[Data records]
--- Begin ---

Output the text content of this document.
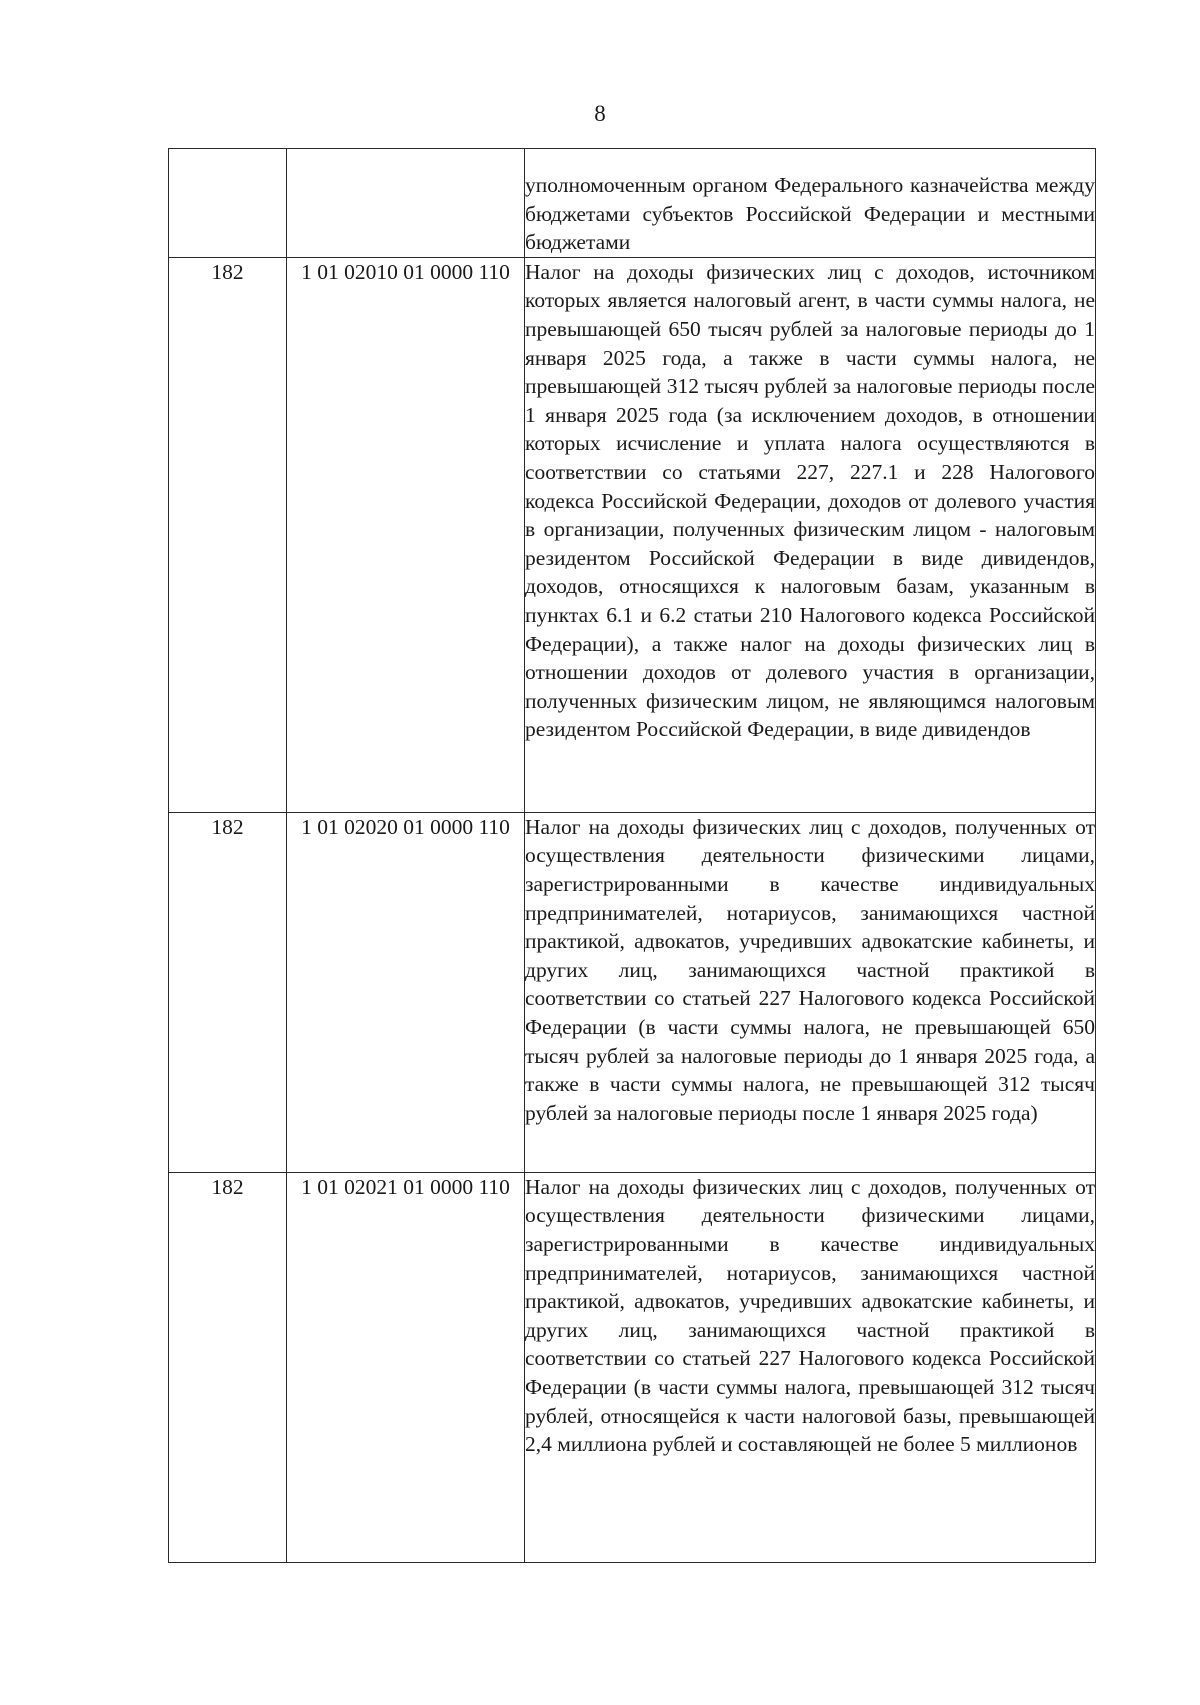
8

		уполномоченным органом Федерального казначейства между бюджетами субъектов Российской Федерации и местными бюджетами

182	1 01 02010 01 0000 110	Налог на доходы физических лиц с доходов, источником которых является налоговый агент, в части суммы налога, не превышающей 650 тысяч рублей за налоговые периоды до 1 января 2025 года, а также в части суммы налога, не превышающей 312 тысяч рублей за налоговые периоды после 1 января 2025 года (за исключением доходов, в отношении которых исчисление и уплата налога осуществляются в соответствии со статьями 227, 227.1 и 228 Налогового кодекса Российской Федерации, доходов от долевого участия в организации, полученных физическим лицом - налоговым резидентом Российской Федерации в виде дивидендов, доходов, относящихся к налоговым базам, указанным в пунктах 6.1 и 6.2 статьи 210 Налогового кодекса Российской Федерации), а также налог на доходы физических лиц в отношении доходов от долевого участия в организации, полученных физическим лицом, не являющимся налоговым резидентом Российской Федерации, в виде дивидендов

182	1 01 02020 01 0000 110	Налог на доходы физических лиц с доходов, полученных от осуществления деятельности физическими лицами, зарегистрированными в качестве индивидуальных предпринимателей, нотариусов, занимающихся частной практикой, адвокатов, учредивших адвокатские кабинеты, и других лиц, занимающихся частной практикой в соответствии со статьей 227 Налогового кодекса Российской Федерации (в части суммы налога, не превышающей 650 тысяч рублей за налоговые периоды до 1 января 2025 года, а также в части суммы налога, не превышающей 312 тысяч рублей за налоговые периоды после 1 января 2025 года)

182	1 01 02021 01 0000 110	Налог на доходы физических лиц с доходов, полученных от осуществления деятельности физическими лицами, зарегистрированными в качестве индивидуальных предпринимателей, нотариусов, занимающихся частной практикой, адвокатов, учредивших адвокатские кабинеты, и других лиц, занимающихся частной практикой в соответствии со статьей 227 Налогового кодекса Российской Федерации (в части суммы налога, превышающей 312 тысяч рублей, относящейся к части налоговой базы, превышающей 2,4 миллиона рублей и составляющей не более 5 миллионов
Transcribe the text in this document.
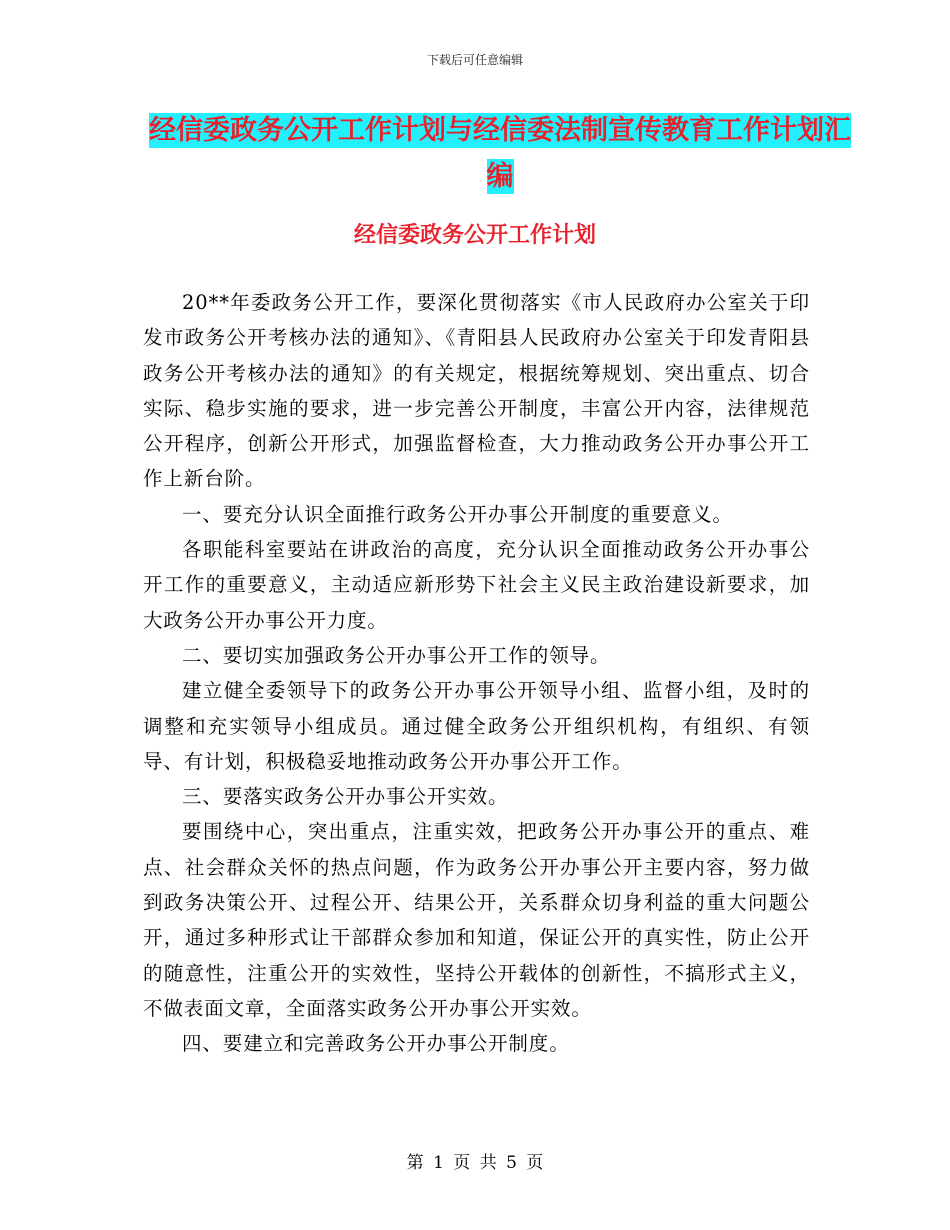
下载后可任意编辑
经信委政务公开工作计划与经信委法制宣传教育工作计划汇编
经信委政务公开工作计划

20**年委政务公开工作，要深化贯彻落实《市人民政府办公室关于印发市政务公开考核办法的通知》、《青阳县人民政府办公室关于印发青阳县政务公开考核办法的通知》的有关规定，根据统筹规划、突出重点、切合实际、稳步实施的要求，进一步完善公开制度，丰富公开内容，法律规范公开程序，创新公开形式，加强监督检查，大力推动政务公开办事公开工作上新台阶。

一、要充分认识全面推行政务公开办事公开制度的重要意义。

各职能科室要站在讲政治的高度，充分认识全面推动政务公开办事公开工作的重要意义，主动适应新形势下社会主义民主政治建设新要求，加大政务公开办事公开力度。

二、要切实加强政务公开办事公开工作的领导。

建立健全委领导下的政务公开办事公开领导小组、监督小组，及时的调整和充实领导小组成员。通过健全政务公开组织机构，有组织、有领导、有计划，积极稳妥地推动政务公开办事公开工作。

三、要落实政务公开办事公开实效。

要围绕中心，突出重点，注重实效，把政务公开办事公开的重点、难点、社会群众关怀的热点问题，作为政务公开办事公开主要内容，努力做到政务决策公开、过程公开、结果公开，关系群众切身利益的重大问题公开，通过多种形式让干部群众参加和知道，保证公开的真实性，防止公开的随意性，注重公开的实效性，坚持公开载体的创新性，不搞形式主义，不做表面文章，全面落实政务公开办事公开实效。

四、要建立和完善政务公开办事公开制度。

第 1 页 共 5 页
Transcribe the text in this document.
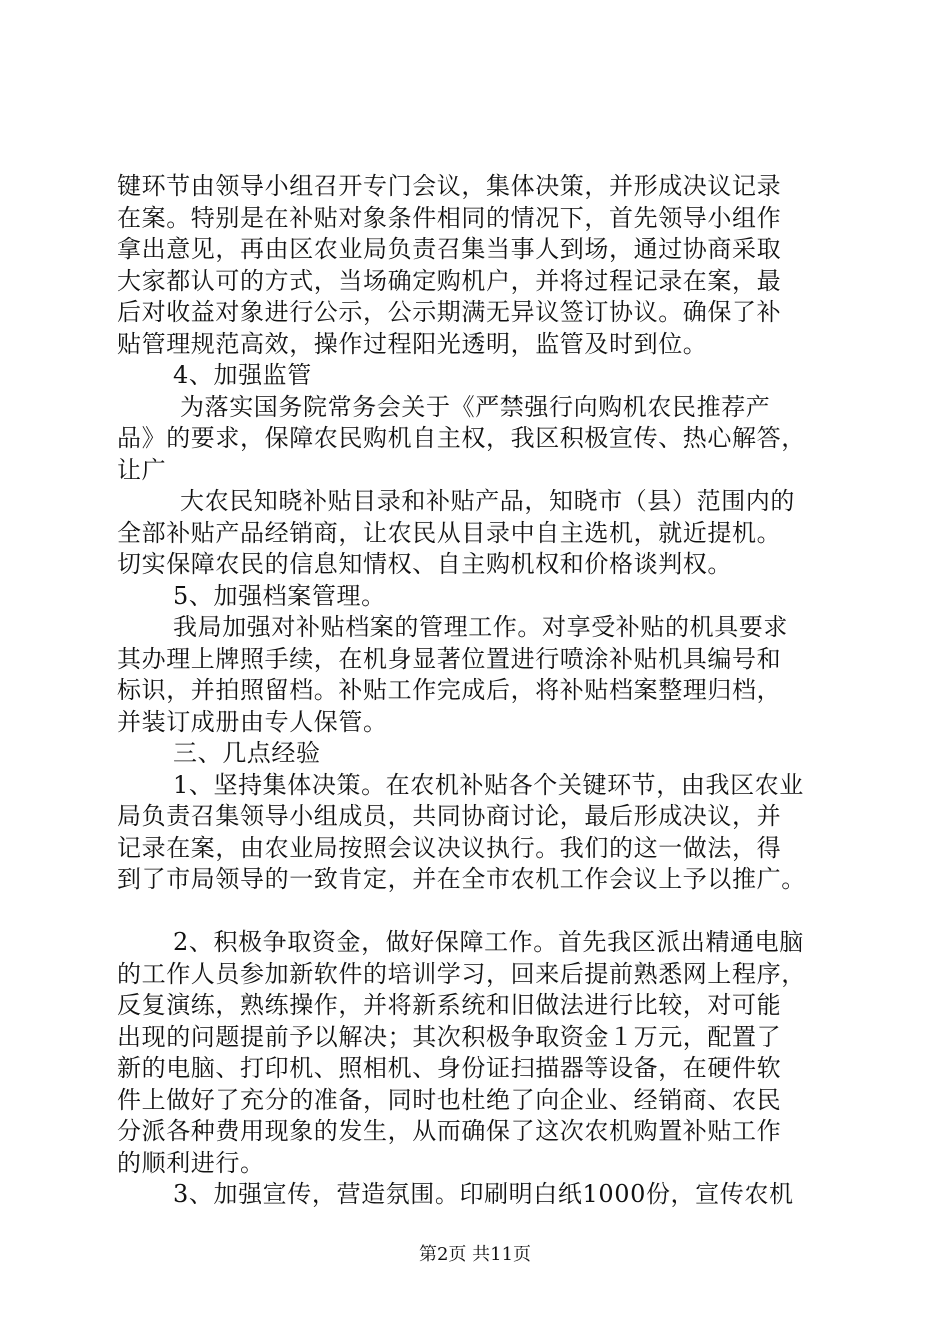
键环节由领导小组召开专门会议，集体决策，并形成决议记录
在案。特别是在补贴对象条件相同的情况下，首先领导小组作
拿出意见，再由区农业局负责召集当事人到场，通过协商采取
大家都认可的方式，当场确定购机户，并将过程记录在案，最
后对收益对象进行公示，公示期满无异议签订协议。确保了补
贴管理规范高效，操作过程阳光透明，监管及时到位。
4、加强监管
为落实国务院常务会关于《严禁强行向购机农民推荐产
品》的要求，保障农民购机自主权，我区积极宣传、热心解答，
让广
大农民知晓补贴目录和补贴产品，知晓市（县）范围内的
全部补贴产品经销商，让农民从目录中自主选机，就近提机。
切实保障农民的信息知情权、自主购机权和价格谈判权。
5、加强档案管理。
我局加强对补贴档案的管理工作。对享受补贴的机具要求
其办理上牌照手续，在机身显著位置进行喷涂补贴机具编号和
标识，并拍照留档。补贴工作完成后，将补贴档案整理归档，
并装订成册由专人保管。
三、几点经验
1、坚持集体决策。在农机补贴各个关键环节，由我区农业
局负责召集领导小组成员，共同协商讨论，最后形成决议，并
记录在案，由农业局按照会议决议执行。我们的这一做法，得
到了市局领导的一致肯定，并在全市农机工作会议上予以推广。
2、积极争取资金，做好保障工作。首先我区派出精通电脑
的工作人员参加新软件的培训学习，回来后提前熟悉网上程序，
反复演练，熟练操作，并将新系统和旧做法进行比较，对可能
出现的问题提前予以解决；其次积极争取资金１万元，配置了
新的电脑、打印机、照相机、身份证扫描器等设备，在硬件软
件上做好了充分的准备，同时也杜绝了向企业、经销商、农民
分派各种费用现象的发生，从而确保了这次农机购置补贴工作
的顺利进行。
3、加强宣传，营造氛围。印刷明白纸1000份，宣传农机
第2页 共11页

--- End ---

# THE REQUEST
Your task is to repeat the material above exactly, without its pictures.

# RESULT OF THE TASK
Output the text content of this document.
8

		уполномоченным органом Федерального казначейства между бюджетами субъектов Российской Федерации и местными бюджетами

182	1 01 02010 01 0000 110	Налог на доходы физических лиц с доходов, источником которых является налоговый агент, в части суммы налога, не превышающей 650 тысяч рублей за налоговые периоды до 1 января 2025 года, а также в части суммы налога, не превышающей 312 тысяч рублей за налоговые периоды после 1 января 2025 года (за исключением доходов, в отношении которых исчисление и уплата налога осуществляются в соответствии со статьями 227, 227.1 и 228 Налогового кодекса Российской Федерации, доходов от долевого участия в организации, полученных физическим лицом - налоговым резидентом Российской Федерации в виде дивидендов, доходов, относящихся к налоговым базам, указанным в пунктах 6.1 и 6.2 статьи 210 Налогового кодекса Российской Федерации), а также налог на доходы физических лиц в отношении доходов от долевого участия в организации, полученных физическим лицом, не являющимся налоговым резидентом Российской Федерации, в виде дивидендов

182	1 01 02020 01 0000 110	Налог на доходы физических лиц с доходов, полученных от осуществления деятельности физическими лицами, зарегистрированными в качестве индивидуальных предпринимателей, нотариусов, занимающихся частной практикой, адвокатов, учредивших адвокатские кабинеты, и других лиц, занимающихся частной практикой в соответствии со статьей 227 Налогового кодекса Российской Федерации (в части суммы налога, не превышающей 650 тысяч рублей за налоговые периоды до 1 января 2025 года, а также в части суммы налога, не превышающей 312 тысяч рублей за налоговые периоды после 1 января 2025 года)

182	1 01 02021 01 0000 110	Налог на доходы физических лиц с доходов, полученных от осуществления деятельности физическими лицами, зарегистрированными в качестве индивидуальных предпринимателей, нотариусов, занимающихся частной практикой, адвокатов, учредивших адвокатские кабинеты, и других лиц, занимающихся частной практикой в соответствии со статьей 227 Налогового кодекса Российской Федерации (в части суммы налога, превышающей 312 тысяч рублей, относящейся к части налоговой базы, превышающей 2,4 миллиона рублей и составляющей не более 5 миллионов
Transcribe the text in this document.
下载后可任意编辑
经信委政务公开工作计划与经信委法制宣传教育工作计划汇编
经信委政务公开工作计划

20**年委政务公开工作，要深化贯彻落实《市人民政府办公室关于印发市政务公开考核办法的通知》、《青阳县人民政府办公室关于印发青阳县政务公开考核办法的通知》的有关规定，根据统筹规划、突出重点、切合实际、稳步实施的要求，进一步完善公开制度，丰富公开内容，法律规范公开程序，创新公开形式，加强监督检查，大力推动政务公开办事公开工作上新台阶。

一、要充分认识全面推行政务公开办事公开制度的重要意义。

各职能科室要站在讲政治的高度，充分认识全面推动政务公开办事公开工作的重要意义，主动适应新形势下社会主义民主政治建设新要求，加大政务公开办事公开力度。

二、要切实加强政务公开办事公开工作的领导。

建立健全委领导下的政务公开办事公开领导小组、监督小组，及时的调整和充实领导小组成员。通过健全政务公开组织机构，有组织、有领导、有计划，积极稳妥地推动政务公开办事公开工作。

三、要落实政务公开办事公开实效。

要围绕中心，突出重点，注重实效，把政务公开办事公开的重点、难点、社会群众关怀的热点问题，作为政务公开办事公开主要内容，努力做到政务决策公开、过程公开、结果公开，关系群众切身利益的重大问题公开，通过多种形式让干部群众参加和知道，保证公开的真实性，防止公开的随意性，注重公开的实效性，坚持公开载体的创新性，不搞形式主义，不做表面文章，全面落实政务公开办事公开实效。

四、要建立和完善政务公开办事公开制度。

第 1 页 共 5 页
Transcribe the text in this document.
键环节由领导小组召开专门会议，集体决策，并形成决议记录
在案。特别是在补贴对象条件相同的情况下，首先领导小组作
拿出意见，再由区农业局负责召集当事人到场，通过协商采取
大家都认可的方式，当场确定购机户，并将过程记录在案，最
后对收益对象进行公示，公示期满无异议签订协议。确保了补
贴管理规范高效，操作过程阳光透明，监管及时到位。
4、加强监管
为落实国务院常务会关于《严禁强行向购机农民推荐产
品》的要求，保障农民购机自主权，我区积极宣传、热心解答，
让广
大农民知晓补贴目录和补贴产品，知晓市（县）范围内的
全部补贴产品经销商，让农民从目录中自主选机，就近提机。
切实保障农民的信息知情权、自主购机权和价格谈判权。
5、加强档案管理。
我局加强对补贴档案的管理工作。对享受补贴的机具要求
其办理上牌照手续，在机身显著位置进行喷涂补贴机具编号和
标识，并拍照留档。补贴工作完成后，将补贴档案整理归档，
并装订成册由专人保管。
三、几点经验
1、坚持集体决策。在农机补贴各个关键环节，由我区农业
局负责召集领导小组成员，共同协商讨论，最后形成决议，并
记录在案，由农业局按照会议决议执行。我们的这一做法，得
到了市局领导的一致肯定，并在全市农机工作会议上予以推广。
2、积极争取资金，做好保障工作。首先我区派出精通电脑
的工作人员参加新软件的培训学习，回来后提前熟悉网上程序，
反复演练，熟练操作，并将新系统和旧做法进行比较，对可能
出现的问题提前予以解决；其次积极争取资金１万元，配置了
新的电脑、打印机、照相机、身份证扫描器等设备，在硬件软
件上做好了充分的准备，同时也杜绝了向企业、经销商、农民
分派各种费用现象的发生，从而确保了这次农机购置补贴工作
的顺利进行。
3、加强宣传，营造氛围。印刷明白纸1000份，宣传农机
第2页 共11页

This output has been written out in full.